Tally the lines that contain the string "title" and state that total without comment.
----------------------------------------
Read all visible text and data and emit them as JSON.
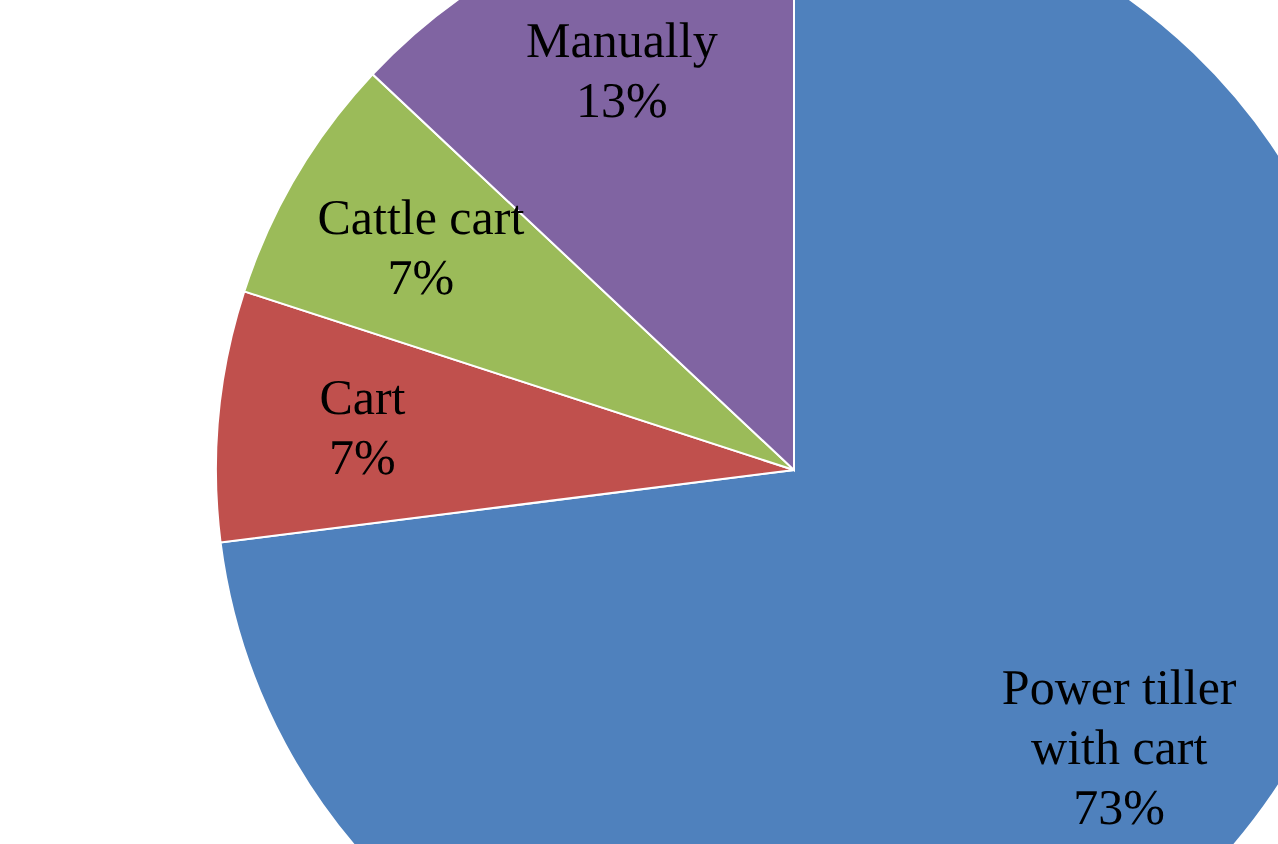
{
  "chart_data": {
    "type": "pie",
    "categories": [
      "Power tiller with cart",
      "Cart",
      "Cattle cart",
      "Manually"
    ],
    "values": [
      73,
      7,
      7,
      13
    ],
    "colors": [
      "#4f81bd",
      "#c0504d",
      "#9bbb59",
      "#8064a2"
    ],
    "value_labels": [
      "73%",
      "7%",
      "7%",
      "13%"
    ]
  }
}
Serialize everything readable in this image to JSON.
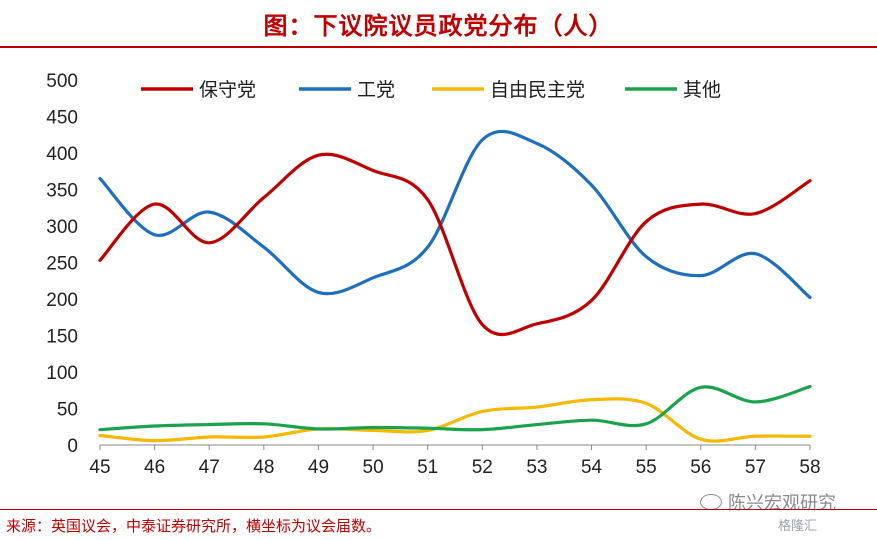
{
  "title": "图：下议院议员政党分布（人）",
  "source": "来源：英国议会，中泰证券研究所，横坐标为议会届数。",
  "watermark": "陈兴宏观研究",
  "watermark_brand": "格隆汇",
  "chart_data": {
    "type": "line",
    "title": "图：下议院议员政党分布（人）",
    "xlabel": "",
    "ylabel": "",
    "x": [
      45,
      46,
      47,
      48,
      49,
      50,
      51,
      52,
      53,
      54,
      55,
      56,
      57,
      58
    ],
    "ylim": [
      0,
      500
    ],
    "yticks": [
      0,
      50,
      100,
      150,
      200,
      250,
      300,
      350,
      400,
      450,
      500
    ],
    "grid": false,
    "legend": "top",
    "smooth": true,
    "series": [
      {
        "name": "保守党",
        "color": "#c00000",
        "values": [
          253,
          330,
          277,
          339,
          397,
          376,
          336,
          165,
          166,
          198,
          306,
          330,
          317,
          362
        ]
      },
      {
        "name": "工党",
        "color": "#1f6fbf",
        "values": [
          365,
          288,
          319,
          271,
          209,
          229,
          271,
          418,
          413,
          356,
          258,
          232,
          262,
          202
        ]
      },
      {
        "name": "自由民主党",
        "color": "#f6b800",
        "values": [
          13,
          6,
          11,
          11,
          22,
          20,
          20,
          46,
          52,
          62,
          57,
          8,
          12,
          12
        ]
      },
      {
        "name": "其他",
        "color": "#1aa34a",
        "values": [
          21,
          26,
          28,
          29,
          22,
          24,
          23,
          21,
          28,
          34,
          29,
          79,
          59,
          80
        ]
      }
    ]
  }
}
----------------------------------------
:: THE RESPONSE ::
2